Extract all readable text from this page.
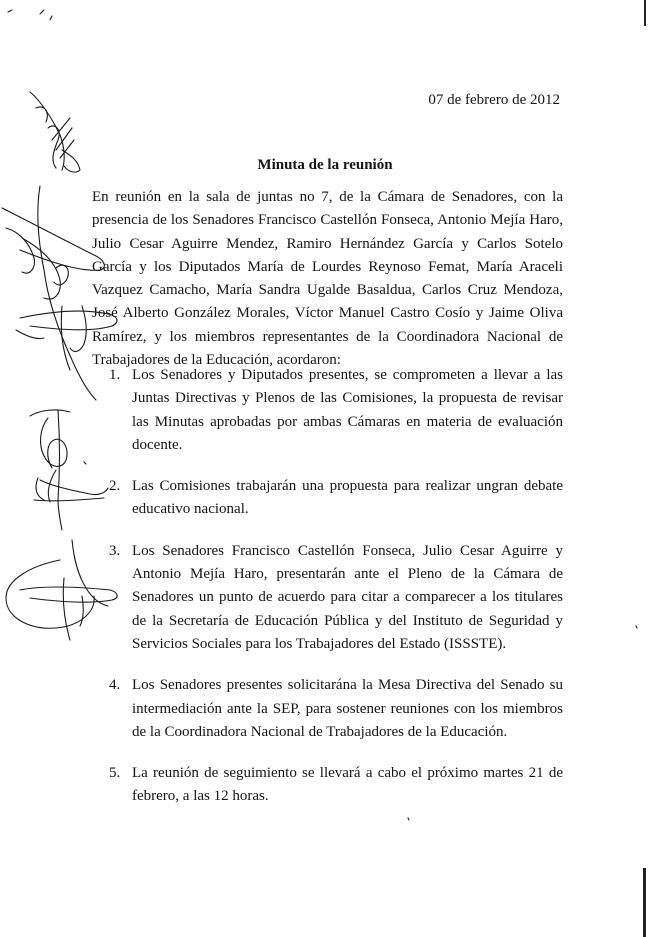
07 de febrero de 2012
Minuta de la reunión

En reunión en la sala de juntas no 7, de la Cámara de Senadores, con la presencia de los Senadores Francisco Castellón Fonseca, Antonio Mejía Haro, Julio Cesar Aguirre Mendez, Ramiro Hernández García y Carlos Sotelo García y los Diputados María de Lourdes Reynoso Femat, María Araceli Vazquez Camacho, María Sandra Ugalde Basaldua, Carlos Cruz Mendoza, José Alberto González Morales, Víctor Manuel Castro Cosío y Jaime Oliva Ramírez, y los miembros representantes de la Coordinadora Nacional de Trabajadores de la Educación, acordaron:

1. Los Senadores y Diputados presentes, se comprometen a llevar a las Juntas Directivas y Plenos de las Comisiones, la propuesta de revisar las Minutas aprobadas por ambas Cámaras en materia de evaluación docente.
2. Las Comisiones trabajarán una propuesta para realizar ungran debate educativo nacional.
3. Los Senadores Francisco Castellón Fonseca, Julio Cesar Aguirre y Antonio Mejía Haro, presentarán ante el Pleno de la Cámara de Senadores un punto de acuerdo para citar a comparecer a los titulares de la Secretaría de Educación Pública y del Instituto de Seguridad y Servicios Sociales para los Trabajadores del Estado (ISSSTE).
4. Los Senadores presentes solicitarána la Mesa Directiva del Senado su intermediación ante la SEP, para sostener reuniones con los miembros de la Coordinadora Nacional de Trabajadores de la Educación.
5. La reunión de seguimiento se llevará a cabo el próximo martes 21 de febrero, a las 12 horas.
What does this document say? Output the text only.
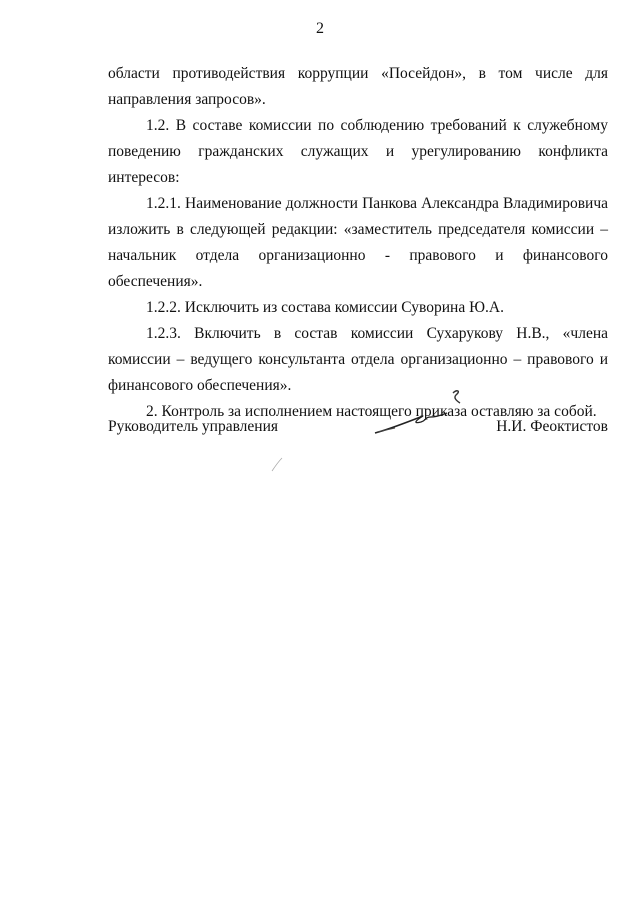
2

области противодействия коррупции «Посейдон», в том числе для направления запросов».

1.2. В составе комиссии по соблюдению требований к служебному поведению гражданских служащих и урегулированию конфликта интересов:

1.2.1. Наименование должности Панкова Александра Владимировича изложить в следующей редакции: «заместитель председателя комиссии – начальник отдела организационно - правового и финансового обеспечения».

1.2.2. Исключить из состава комиссии Суворина Ю.А.

1.2.3. Включить в состав комиссии Сухарукову Н.В., «члена комиссии – ведущего консультанта отдела организационно – правового и финансового обеспечения».

2. Контроль за исполнением настоящего приказа оставляю за собой.

Руководитель управления	Н.И. Феоктистов
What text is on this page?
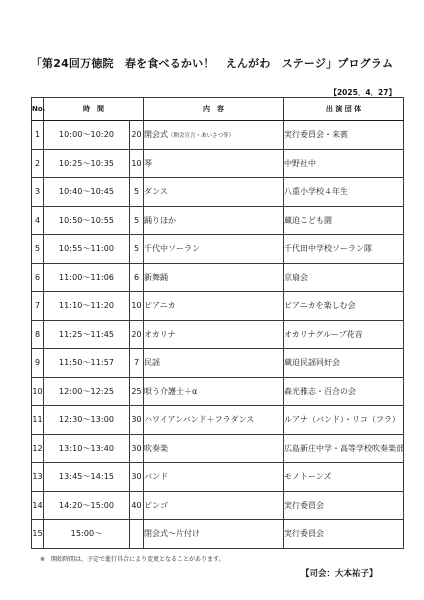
「第24回万徳院　春を食べるかい！　えんがわ　ステージ」プログラム
【2025．4．27】
No.	時　間		内　容	出 演 団 体
1	10:00〜10:20	20	開会式（開会宣言・あいさつ等）	実行委員会・来賓
2	10:25〜10:35	10	琴	中野社中
3	10:40〜10:45	5	ダンス	八重小学校４年生
4	10:50〜10:55	5	踊りほか	蔵迫こども園
5	10:55〜11:00	5	千代中ソーラン	千代田中学校ソーラン隊
6	11:00〜11:06	6	新舞踊	京扇会
7	11:10〜11:20	10	ピアニカ	ピアニカを楽しむ会
8	11:25〜11:45	20	オカリナ	オカリナグループ花音
9	11:50〜11:57	7	民謡	蔵迫民謡同好会
10	12:00〜12:25	25	唄う介護士＋α	森光雅志・百合の会
11	12:30〜13:00	30	ハワイアンバンド＋フラダンス	ルアナ（バンド）・リコ（フラ）
12	13:10〜13:40	30	吹奏楽	広島新庄中学・高等学校吹奏楽部
13	13:45〜14:15	30	バンド	モノトーンズ
14	14:20〜15:00	40	ビンゴ	実行委員会
15	15:00〜		閉会式〜片付け	実行委員会
※　開始時間は、予定で進行具合により変更となることがあります。
【司会：大本祐子】
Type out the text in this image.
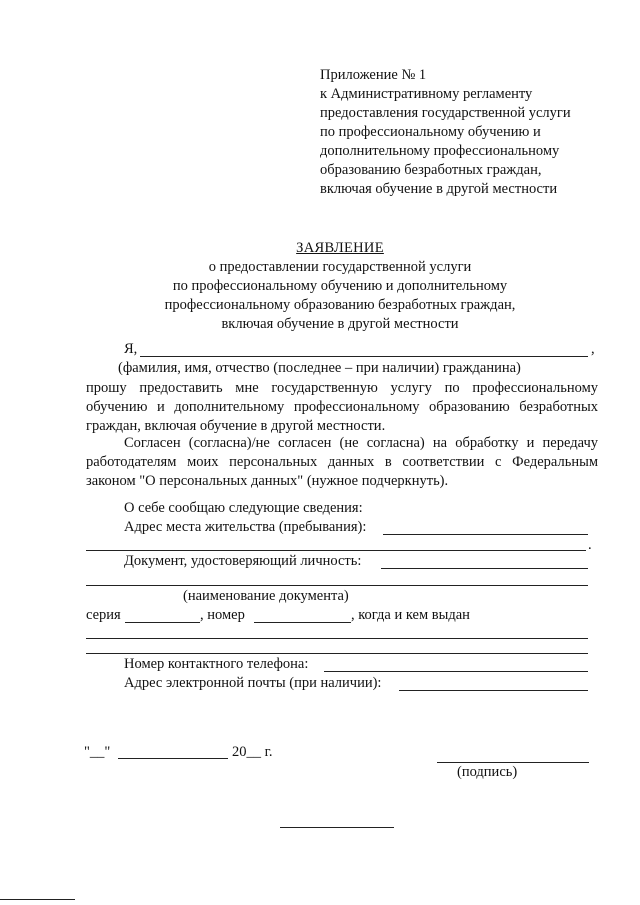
Приложение № 1
к Административному регламенту
предоставления государственной услуги
по профессиональному обучению и
дополнительному профессиональному
образованию безработных граждан,
включая обучение в другой местности
ЗАЯВЛЕНИЕ
о предоставлении государственной услуги
по профессиональному обучению и дополнительному
профессиональному образованию безработных граждан,
включая обучение в другой местности
Я,	,
(фамилия, имя, отчество (последнее – при наличии) гражданина)
прошу предоставить мне государственную услугу по профессиональному
обучению и дополнительному профессиональному образованию безработных
граждан, включая обучение в другой местности.
Согласен (согласна)/не согласен (не согласна) на обработку и передачу
работодателям моих персональных данных в соответствии с Федеральным
законом "О персональных данных" (нужное подчеркнуть).
О себе сообщаю следующие сведения:
Адрес места жительства (пребывания):
.
Документ, удостоверяющий личность:
(наименование документа)
серия	, номер	, когда и кем выдан
Номер контактного телефона:
Адрес электронной почты (при наличии):
"__"	20__ г.
(подпись)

········

### [Instructions for the task]
Write out each entry exactly as given, but skip the pictures.

### [Completed exercise]
Extract all readable text from this page.
07 de febrero de 2012
Minuta de la reunión

En reunión en la sala de juntas no 7, de la Cámara de Senadores, con la presencia de los Senadores Francisco Castellón Fonseca, Antonio Mejía Haro, Julio Cesar Aguirre Mendez, Ramiro Hernández García y Carlos Sotelo García y los Diputados María de Lourdes Reynoso Femat, María Araceli Vazquez Camacho, María Sandra Ugalde Basaldua, Carlos Cruz Mendoza, José Alberto González Morales, Víctor Manuel Castro Cosío y Jaime Oliva Ramírez, y los miembros representantes de la Coordinadora Nacional de Trabajadores de la Educación, acordaron:

1. Los Senadores y Diputados presentes, se comprometen a llevar a las Juntas Directivas y Plenos de las Comisiones, la propuesta de revisar las Minutas aprobadas por ambas Cámaras en materia de evaluación docente.
2. Las Comisiones trabajarán una propuesta para realizar ungran debate educativo nacional.
3. Los Senadores Francisco Castellón Fonseca, Julio Cesar Aguirre y Antonio Mejía Haro, presentarán ante el Pleno de la Cámara de Senadores un punto de acuerdo para citar a comparecer a los titulares de la Secretaría de Educación Pública y del Instituto de Seguridad y Servicios Sociales para los Trabajadores del Estado (ISSSTE).
4. Los Senadores presentes solicitarána la Mesa Directiva del Senado su intermediación ante la SEP, para sostener reuniones con los miembros de la Coordinadora Nacional de Trabajadores de la Educación.
5. La reunión de seguimiento se llevará a cabo el próximo martes 21 de febrero, a las 12 horas.
What does this document say? Output the text only.
2

области противодействия коррупции «Посейдон», в том числе для направления запросов».

1.2. В составе комиссии по соблюдению требований к служебному поведению гражданских служащих и урегулированию конфликта интересов:

1.2.1. Наименование должности Панкова Александра Владимировича изложить в следующей редакции: «заместитель председателя комиссии – начальник отдела организационно - правового и финансового обеспечения».

1.2.2. Исключить из состава комиссии Суворина Ю.А.

1.2.3. Включить в состав комиссии Сухарукову Н.В., «члена комиссии – ведущего консультанта отдела организационно – правового и финансового обеспечения».

2. Контроль за исполнением настоящего приказа оставляю за собой.

Руководитель управления	Н.И. Феоктистов
What text is on this page?
「第24回万徳院　春を食べるかい！　えんがわ　ステージ」プログラム
【2025．4．27】
No.	時　間		内　容	出 演 団 体
1	10:00〜10:20	20	開会式（開会宣言・あいさつ等）	実行委員会・来賓
2	10:25〜10:35	10	琴	中野社中
3	10:40〜10:45	5	ダンス	八重小学校４年生
4	10:50〜10:55	5	踊りほか	蔵迫こども園
5	10:55〜11:00	5	千代中ソーラン	千代田中学校ソーラン隊
6	11:00〜11:06	6	新舞踊	京扇会
7	11:10〜11:20	10	ピアニカ	ピアニカを楽しむ会
8	11:25〜11:45	20	オカリナ	オカリナグループ花音
9	11:50〜11:57	7	民謡	蔵迫民謡同好会
10	12:00〜12:25	25	唄う介護士＋α	森光雅志・百合の会
11	12:30〜13:00	30	ハワイアンバンド＋フラダンス	ルアナ（バンド）・リコ（フラ）
12	13:10〜13:40	30	吹奏楽	広島新庄中学・高等学校吹奏楽部
13	13:45〜14:15	30	バンド	モノトーンズ
14	14:20〜15:00	40	ビンゴ	実行委員会
15	15:00〜		閉会式〜片付け	実行委員会
※　開始時間は、予定で進行具合により変更となることがあります。
【司会：大本祐子】
Type out the text in this image.
Приложение № 1
к Административному регламенту
предоставления государственной услуги
по профессиональному обучению и
дополнительному профессиональному
образованию безработных граждан,
включая обучение в другой местности
ЗАЯВЛЕНИЕ
о предоставлении государственной услуги
по профессиональному обучению и дополнительному
профессиональному образованию безработных граждан,
включая обучение в другой местности
Я,	,
(фамилия, имя, отчество (последнее – при наличии) гражданина)
прошу предоставить мне государственную услугу по профессиональному
обучению и дополнительному профессиональному образованию безработных
граждан, включая обучение в другой местности.
Согласен (согласна)/не согласен (не согласна) на обработку и передачу
работодателям моих персональных данных в соответствии с Федеральным
законом "О персональных данных" (нужное подчеркнуть).
О себе сообщаю следующие сведения:
Адрес места жительства (пребывания):
.
Документ, удостоверяющий личность:
(наименование документа)
серия	, номер	, когда и кем выдан
Номер контактного телефона:
Адрес электронной почты (при наличии):
"__"	20__ г.
(подпись)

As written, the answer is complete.